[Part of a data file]
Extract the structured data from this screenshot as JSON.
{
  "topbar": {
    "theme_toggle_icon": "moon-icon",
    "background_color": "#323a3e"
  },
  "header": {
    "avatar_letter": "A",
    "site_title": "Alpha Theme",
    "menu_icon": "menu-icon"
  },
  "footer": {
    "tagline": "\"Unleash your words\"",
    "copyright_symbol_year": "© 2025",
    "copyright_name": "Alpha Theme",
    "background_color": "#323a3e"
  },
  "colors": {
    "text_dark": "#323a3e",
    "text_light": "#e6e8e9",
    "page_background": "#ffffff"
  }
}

Problem>
Print every record exactly as it was given.

Exercise response>
Extract the structured data from this screenshot as JSON.
{
  "topbar": {
    "theme_toggle_icon": "moon-icon",
    "background_color": "#323a3e"
  },
  "header": {
    "avatar_letter": "A",
    "site_title": "Alpha Theme",
    "menu_icon": "menu-icon"
  },
  "footer": {
    "tagline": "\"Unleash your words\"",
    "copyright_symbol_year": "© 2025",
    "copyright_name": "Alpha Theme",
    "background_color": "#323a3e"
  },
  "colors": {
    "text_dark": "#323a3e",
    "text_light": "#e6e8e9",
    "page_background": "#ffffff"
  }
}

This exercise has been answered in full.